▸ **Challenge**:
Your task is to copy the listing exactly, with the pictures left out.
:: Data lines
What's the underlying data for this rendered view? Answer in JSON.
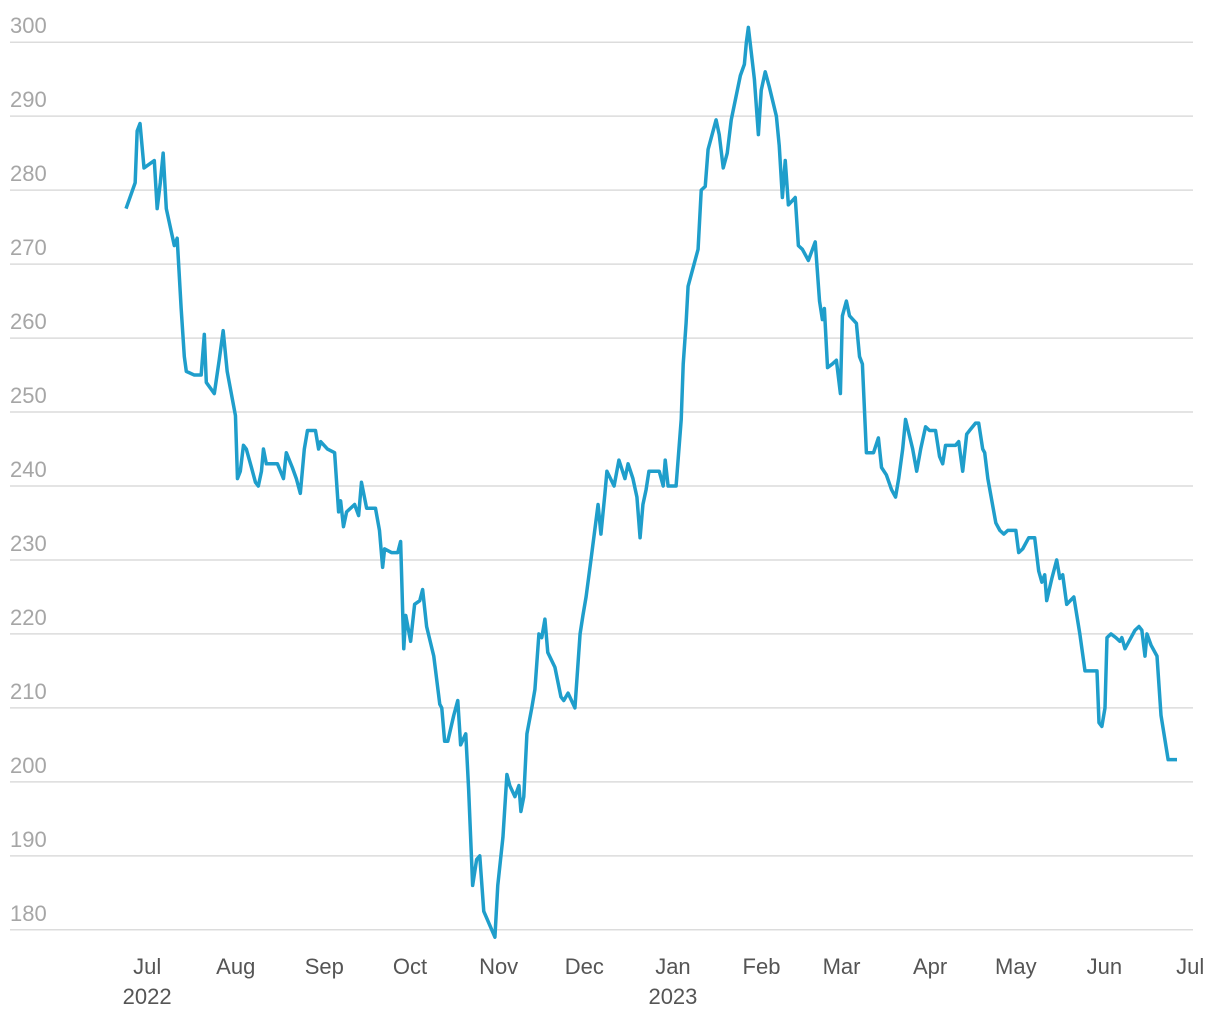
{
  "chart_data": {
    "type": "line",
    "x": [
      -7.4,
      -4.2,
      -3.5,
      -2.5,
      -1.1,
      2.5,
      3.5,
      4.6,
      5.6,
      6.7,
      9.5,
      10.5,
      11.9,
      13.0,
      13.7,
      16.5,
      18.9,
      20.0,
      20.7,
      23.5,
      25.2,
      26.6,
      28.0,
      30.9,
      31.6,
      32.6,
      33.7,
      34.7,
      36.5,
      37.9,
      38.9,
      40.0,
      40.7,
      41.7,
      45.6,
      47.7,
      48.7,
      50.8,
      52.2,
      53.6,
      55.0,
      56.1,
      58.9,
      60.0,
      60.7,
      63.1,
      65.6,
      67.0,
      67.7,
      68.7,
      69.8,
      72.6,
      74.0,
      75.0,
      76.8,
      79.9,
      81.3,
      82.4,
      83.1,
      85.5,
      87.7,
      88.7,
      89.8,
      90.5,
      92.2,
      93.6,
      95.4,
      96.4,
      97.8,
      100.3,
      102.4,
      103.1,
      104.1,
      105.2,
      107.3,
      108.7,
      109.7,
      111.5,
      112.5,
      113.9,
      115.3,
      116.4,
      117.8,
      121.7,
      122.7,
      124.5,
      125.9,
      126.9,
      128.7,
      130.1,
      130.8,
      131.8,
      132.9,
      134.6,
      135.7,
      137.1,
      138.1,
      139.2,
      140.2,
      142.7,
      144.8,
      145.8,
      147.3,
      149.7,
      151.5,
      152.5,
      153.6,
      155.3,
      157.8,
      158.8,
      160.2,
      160.9,
      163.4,
      165.1,
      167.2,
      168.3,
      170.0,
      171.4,
      172.5,
      173.5,
      174.6,
      175.6,
      179.2,
      180.6,
      181.3,
      182.3,
      185.1,
      186.9,
      187.6,
      188.6,
      189.3,
      190.7,
      192.1,
      192.8,
      193.9,
      195.3,
      196.3,
      199.1,
      200.2,
      201.6,
      203.0,
      204.4,
      207.6,
      209.0,
      209.7,
      210.4,
      212.5,
      213.9,
      214.9,
      216.3,
      217.7,
      220.2,
      221.2,
      222.3,
      223.3,
      224.4,
      226.8,
      227.9,
      229.3,
      231.4,
      233.8,
      235.3,
      236.3,
      237.0,
      238.1,
      239.8,
      241.2,
      242.6,
      243.3,
      244.7,
      245.8,
      248.2,
      249.3,
      250.3,
      251.7,
      254.2,
      255.9,
      257.0,
      258.7,
      260.5,
      261.9,
      263.0,
      264.4,
      265.4,
      267.9,
      269.3,
      270.7,
      272.4,
      273.8,
      275.9,
      277.3,
      278.4,
      279.4,
      282.9,
      284.0,
      285.4,
      286.8,
      287.8,
      289.9,
      291.0,
      292.4,
      293.1,
      294.2,
      295.6,
      297.0,
      298.4,
      299.8,
      301.2,
      304.0,
      305.0,
      306.4,
      308.5,
      310.6,
      312.0,
      313.1,
      314.1,
      314.8,
      316.6,
      318.3,
      319.4,
      320.4,
      321.8,
      324.3,
      326.4,
      328.2,
      332.4,
      333.1,
      334.1,
      335.2,
      335.9,
      337.3,
      339.0,
      340.4,
      341.1,
      342.2,
      343.6,
      345.7,
      347.1,
      348.1,
      349.2,
      349.9,
      351.3,
      353.4,
      354.8,
      357.3,
      360.4
    ],
    "series": [
      {
        "color": "#1f9ecb",
        "values": [
          277.5,
          281,
          288,
          289,
          283,
          284,
          277.5,
          281,
          285,
          277.5,
          272.5,
          273.5,
          264,
          257.5,
          255.5,
          255,
          255,
          260.5,
          254,
          252.5,
          257,
          261,
          255.5,
          249.5,
          241,
          242,
          245.5,
          245,
          242.5,
          240.5,
          240,
          242,
          245,
          243,
          243,
          241,
          244.5,
          242.5,
          241,
          239,
          245,
          247.5,
          247.5,
          245,
          246,
          245,
          244.5,
          236.5,
          238,
          234.5,
          236.5,
          237.5,
          236,
          240.5,
          237,
          237,
          234,
          229,
          231.5,
          231,
          231,
          232.5,
          218,
          222.5,
          219,
          224,
          224.5,
          226,
          221,
          217,
          210.5,
          210,
          205.5,
          205.5,
          209,
          211,
          205,
          206.5,
          199,
          186,
          189.5,
          190,
          182.5,
          179,
          186,
          192.5,
          201,
          199.5,
          198,
          199.5,
          196,
          198,
          206.5,
          210,
          212.5,
          220,
          219.5,
          222,
          217.5,
          215.5,
          211.5,
          211,
          212,
          210,
          220,
          222.5,
          225,
          230,
          237.5,
          233.5,
          239,
          242,
          240,
          243.5,
          241,
          243,
          241,
          238.5,
          233,
          237.5,
          239.5,
          242,
          242,
          240,
          243.5,
          240,
          240,
          249,
          256.5,
          262,
          267,
          269,
          271,
          272,
          280,
          280.5,
          285.5,
          289.5,
          287.5,
          283,
          285,
          289.5,
          295.5,
          297,
          300,
          302,
          295,
          287.5,
          293.5,
          296,
          294,
          290,
          286,
          279,
          284,
          278,
          279,
          272.5,
          272,
          270.5,
          273,
          265,
          262.5,
          264,
          256,
          256.5,
          257,
          252.5,
          263,
          265,
          263,
          262,
          257.5,
          256.5,
          244.5,
          244.5,
          246.5,
          242.5,
          241.5,
          239.5,
          238.5,
          241,
          245,
          249,
          245,
          242,
          245,
          248,
          247.5,
          247.5,
          244,
          243,
          245.5,
          245.5,
          246,
          242,
          247,
          247.5,
          248.5,
          248.5,
          245,
          244.5,
          241,
          238,
          235,
          234,
          233.5,
          234,
          234,
          231,
          231.5,
          233,
          233,
          228.5,
          227,
          228,
          224.5,
          227.5,
          230,
          227.5,
          228,
          224,
          225,
          220,
          215,
          215,
          208,
          207.5,
          210,
          219.5,
          220,
          219.5,
          219,
          219.5,
          218,
          219,
          220.5,
          221,
          220.5,
          217,
          220,
          218.5,
          217,
          209,
          203,
          203
        ]
      }
    ],
    "xlim": [
      -48,
      366
    ],
    "xticks": [
      {
        "value": 0,
        "label": "Jul"
      },
      {
        "value": 31,
        "label": "Aug"
      },
      {
        "value": 62,
        "label": "Sep"
      },
      {
        "value": 92,
        "label": "Oct"
      },
      {
        "value": 123,
        "label": "Nov"
      },
      {
        "value": 153,
        "label": "Dec"
      },
      {
        "value": 184,
        "label": "Jan"
      },
      {
        "value": 215,
        "label": "Feb"
      },
      {
        "value": 243,
        "label": "Mar"
      },
      {
        "value": 274,
        "label": "Apr"
      },
      {
        "value": 304,
        "label": "May"
      },
      {
        "value": 335,
        "label": "Jun"
      },
      {
        "value": 365,
        "label": "Jul"
      }
    ],
    "x_year_labels": [
      {
        "value": 0,
        "label": "2022"
      },
      {
        "value": 184,
        "label": "2023"
      }
    ],
    "ylim": [
      177,
      303
    ],
    "yticks": [
      180,
      190,
      200,
      210,
      220,
      230,
      240,
      250,
      260,
      270,
      280,
      290,
      300
    ],
    "grid": true
  }
}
::::
▸ **Task output**:
What's the underlying data for this rendered view? Answer in JSON.
{
  "chart_data": {
    "type": "line",
    "x": [
      -7.4,
      -4.2,
      -3.5,
      -2.5,
      -1.1,
      2.5,
      3.5,
      4.6,
      5.6,
      6.7,
      9.5,
      10.5,
      11.9,
      13.0,
      13.7,
      16.5,
      18.9,
      20.0,
      20.7,
      23.5,
      25.2,
      26.6,
      28.0,
      30.9,
      31.6,
      32.6,
      33.7,
      34.7,
      36.5,
      37.9,
      38.9,
      40.0,
      40.7,
      41.7,
      45.6,
      47.7,
      48.7,
      50.8,
      52.2,
      53.6,
      55.0,
      56.1,
      58.9,
      60.0,
      60.7,
      63.1,
      65.6,
      67.0,
      67.7,
      68.7,
      69.8,
      72.6,
      74.0,
      75.0,
      76.8,
      79.9,
      81.3,
      82.4,
      83.1,
      85.5,
      87.7,
      88.7,
      89.8,
      90.5,
      92.2,
      93.6,
      95.4,
      96.4,
      97.8,
      100.3,
      102.4,
      103.1,
      104.1,
      105.2,
      107.3,
      108.7,
      109.7,
      111.5,
      112.5,
      113.9,
      115.3,
      116.4,
      117.8,
      121.7,
      122.7,
      124.5,
      125.9,
      126.9,
      128.7,
      130.1,
      130.8,
      131.8,
      132.9,
      134.6,
      135.7,
      137.1,
      138.1,
      139.2,
      140.2,
      142.7,
      144.8,
      145.8,
      147.3,
      149.7,
      151.5,
      152.5,
      153.6,
      155.3,
      157.8,
      158.8,
      160.2,
      160.9,
      163.4,
      165.1,
      167.2,
      168.3,
      170.0,
      171.4,
      172.5,
      173.5,
      174.6,
      175.6,
      179.2,
      180.6,
      181.3,
      182.3,
      185.1,
      186.9,
      187.6,
      188.6,
      189.3,
      190.7,
      192.1,
      192.8,
      193.9,
      195.3,
      196.3,
      199.1,
      200.2,
      201.6,
      203.0,
      204.4,
      207.6,
      209.0,
      209.7,
      210.4,
      212.5,
      213.9,
      214.9,
      216.3,
      217.7,
      220.2,
      221.2,
      222.3,
      223.3,
      224.4,
      226.8,
      227.9,
      229.3,
      231.4,
      233.8,
      235.3,
      236.3,
      237.0,
      238.1,
      239.8,
      241.2,
      242.6,
      243.3,
      244.7,
      245.8,
      248.2,
      249.3,
      250.3,
      251.7,
      254.2,
      255.9,
      257.0,
      258.7,
      260.5,
      261.9,
      263.0,
      264.4,
      265.4,
      267.9,
      269.3,
      270.7,
      272.4,
      273.8,
      275.9,
      277.3,
      278.4,
      279.4,
      282.9,
      284.0,
      285.4,
      286.8,
      287.8,
      289.9,
      291.0,
      292.4,
      293.1,
      294.2,
      295.6,
      297.0,
      298.4,
      299.8,
      301.2,
      304.0,
      305.0,
      306.4,
      308.5,
      310.6,
      312.0,
      313.1,
      314.1,
      314.8,
      316.6,
      318.3,
      319.4,
      320.4,
      321.8,
      324.3,
      326.4,
      328.2,
      332.4,
      333.1,
      334.1,
      335.2,
      335.9,
      337.3,
      339.0,
      340.4,
      341.1,
      342.2,
      343.6,
      345.7,
      347.1,
      348.1,
      349.2,
      349.9,
      351.3,
      353.4,
      354.8,
      357.3,
      360.4
    ],
    "series": [
      {
        "color": "#1f9ecb",
        "values": [
          277.5,
          281,
          288,
          289,
          283,
          284,
          277.5,
          281,
          285,
          277.5,
          272.5,
          273.5,
          264,
          257.5,
          255.5,
          255,
          255,
          260.5,
          254,
          252.5,
          257,
          261,
          255.5,
          249.5,
          241,
          242,
          245.5,
          245,
          242.5,
          240.5,
          240,
          242,
          245,
          243,
          243,
          241,
          244.5,
          242.5,
          241,
          239,
          245,
          247.5,
          247.5,
          245,
          246,
          245,
          244.5,
          236.5,
          238,
          234.5,
          236.5,
          237.5,
          236,
          240.5,
          237,
          237,
          234,
          229,
          231.5,
          231,
          231,
          232.5,
          218,
          222.5,
          219,
          224,
          224.5,
          226,
          221,
          217,
          210.5,
          210,
          205.5,
          205.5,
          209,
          211,
          205,
          206.5,
          199,
          186,
          189.5,
          190,
          182.5,
          179,
          186,
          192.5,
          201,
          199.5,
          198,
          199.5,
          196,
          198,
          206.5,
          210,
          212.5,
          220,
          219.5,
          222,
          217.5,
          215.5,
          211.5,
          211,
          212,
          210,
          220,
          222.5,
          225,
          230,
          237.5,
          233.5,
          239,
          242,
          240,
          243.5,
          241,
          243,
          241,
          238.5,
          233,
          237.5,
          239.5,
          242,
          242,
          240,
          243.5,
          240,
          240,
          249,
          256.5,
          262,
          267,
          269,
          271,
          272,
          280,
          280.5,
          285.5,
          289.5,
          287.5,
          283,
          285,
          289.5,
          295.5,
          297,
          300,
          302,
          295,
          287.5,
          293.5,
          296,
          294,
          290,
          286,
          279,
          284,
          278,
          279,
          272.5,
          272,
          270.5,
          273,
          265,
          262.5,
          264,
          256,
          256.5,
          257,
          252.5,
          263,
          265,
          263,
          262,
          257.5,
          256.5,
          244.5,
          244.5,
          246.5,
          242.5,
          241.5,
          239.5,
          238.5,
          241,
          245,
          249,
          245,
          242,
          245,
          248,
          247.5,
          247.5,
          244,
          243,
          245.5,
          245.5,
          246,
          242,
          247,
          247.5,
          248.5,
          248.5,
          245,
          244.5,
          241,
          238,
          235,
          234,
          233.5,
          234,
          234,
          231,
          231.5,
          233,
          233,
          228.5,
          227,
          228,
          224.5,
          227.5,
          230,
          227.5,
          228,
          224,
          225,
          220,
          215,
          215,
          208,
          207.5,
          210,
          219.5,
          220,
          219.5,
          219,
          219.5,
          218,
          219,
          220.5,
          221,
          220.5,
          217,
          220,
          218.5,
          217,
          209,
          203,
          203
        ]
      }
    ],
    "xlim": [
      -48,
      366
    ],
    "xticks": [
      {
        "value": 0,
        "label": "Jul"
      },
      {
        "value": 31,
        "label": "Aug"
      },
      {
        "value": 62,
        "label": "Sep"
      },
      {
        "value": 92,
        "label": "Oct"
      },
      {
        "value": 123,
        "label": "Nov"
      },
      {
        "value": 153,
        "label": "Dec"
      },
      {
        "value": 184,
        "label": "Jan"
      },
      {
        "value": 215,
        "label": "Feb"
      },
      {
        "value": 243,
        "label": "Mar"
      },
      {
        "value": 274,
        "label": "Apr"
      },
      {
        "value": 304,
        "label": "May"
      },
      {
        "value": 335,
        "label": "Jun"
      },
      {
        "value": 365,
        "label": "Jul"
      }
    ],
    "x_year_labels": [
      {
        "value": 0,
        "label": "2022"
      },
      {
        "value": 184,
        "label": "2023"
      }
    ],
    "ylim": [
      177,
      303
    ],
    "yticks": [
      180,
      190,
      200,
      210,
      220,
      230,
      240,
      250,
      260,
      270,
      280,
      290,
      300
    ],
    "grid": true
  }
}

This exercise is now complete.